Stored data
---

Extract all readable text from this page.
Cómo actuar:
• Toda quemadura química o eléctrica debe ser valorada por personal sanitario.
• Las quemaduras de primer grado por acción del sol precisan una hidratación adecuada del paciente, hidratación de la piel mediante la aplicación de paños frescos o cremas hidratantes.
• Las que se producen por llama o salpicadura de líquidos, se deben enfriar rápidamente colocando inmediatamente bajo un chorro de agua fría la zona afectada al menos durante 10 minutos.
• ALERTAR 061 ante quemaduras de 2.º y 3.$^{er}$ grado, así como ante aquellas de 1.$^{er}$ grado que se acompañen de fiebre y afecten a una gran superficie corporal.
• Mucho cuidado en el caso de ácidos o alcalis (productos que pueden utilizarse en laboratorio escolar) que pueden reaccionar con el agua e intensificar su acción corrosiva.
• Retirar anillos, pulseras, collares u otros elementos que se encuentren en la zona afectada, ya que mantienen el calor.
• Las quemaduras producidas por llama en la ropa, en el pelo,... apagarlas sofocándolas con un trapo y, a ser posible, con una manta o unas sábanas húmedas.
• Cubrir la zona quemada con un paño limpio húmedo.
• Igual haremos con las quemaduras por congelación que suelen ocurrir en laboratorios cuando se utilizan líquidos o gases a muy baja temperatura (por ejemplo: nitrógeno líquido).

---

WORK REQUIRED: Count the lines in which the string "afectada" appears, then report only that figure.

SOLUTION TO THE PROBLEM: 2